_Aim_. Count up the lines in the following listing that hold the word "Keywords", then give only that count.

Some records:

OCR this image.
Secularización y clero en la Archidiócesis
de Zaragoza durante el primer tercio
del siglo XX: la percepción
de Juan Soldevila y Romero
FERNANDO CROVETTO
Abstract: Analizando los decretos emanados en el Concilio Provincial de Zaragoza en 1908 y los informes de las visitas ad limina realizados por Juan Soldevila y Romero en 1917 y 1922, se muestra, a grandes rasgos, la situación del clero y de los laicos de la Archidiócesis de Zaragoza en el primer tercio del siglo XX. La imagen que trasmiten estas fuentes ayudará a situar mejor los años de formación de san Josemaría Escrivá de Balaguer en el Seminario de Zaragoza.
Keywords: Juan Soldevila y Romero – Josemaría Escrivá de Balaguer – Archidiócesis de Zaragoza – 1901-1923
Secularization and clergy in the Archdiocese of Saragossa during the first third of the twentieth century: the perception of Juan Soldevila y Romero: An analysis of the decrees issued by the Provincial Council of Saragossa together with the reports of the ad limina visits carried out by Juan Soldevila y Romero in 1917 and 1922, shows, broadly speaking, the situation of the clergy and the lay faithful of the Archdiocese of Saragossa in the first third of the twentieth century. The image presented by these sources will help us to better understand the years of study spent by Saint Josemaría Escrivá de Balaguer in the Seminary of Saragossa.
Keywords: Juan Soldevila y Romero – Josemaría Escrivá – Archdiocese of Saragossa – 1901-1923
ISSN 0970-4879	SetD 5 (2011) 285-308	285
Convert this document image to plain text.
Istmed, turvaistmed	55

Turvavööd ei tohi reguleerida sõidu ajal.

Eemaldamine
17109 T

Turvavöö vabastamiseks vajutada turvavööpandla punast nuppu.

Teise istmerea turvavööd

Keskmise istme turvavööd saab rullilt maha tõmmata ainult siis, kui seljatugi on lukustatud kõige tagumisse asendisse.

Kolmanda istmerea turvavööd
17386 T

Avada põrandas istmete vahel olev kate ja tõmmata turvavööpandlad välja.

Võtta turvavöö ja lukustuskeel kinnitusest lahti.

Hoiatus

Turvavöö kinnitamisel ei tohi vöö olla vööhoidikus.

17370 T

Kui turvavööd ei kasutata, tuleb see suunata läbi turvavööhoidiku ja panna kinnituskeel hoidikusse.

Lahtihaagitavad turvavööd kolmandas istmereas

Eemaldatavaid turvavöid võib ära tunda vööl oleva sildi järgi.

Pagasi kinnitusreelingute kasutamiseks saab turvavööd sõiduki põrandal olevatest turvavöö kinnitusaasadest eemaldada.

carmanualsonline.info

_Response to the exercise_. 2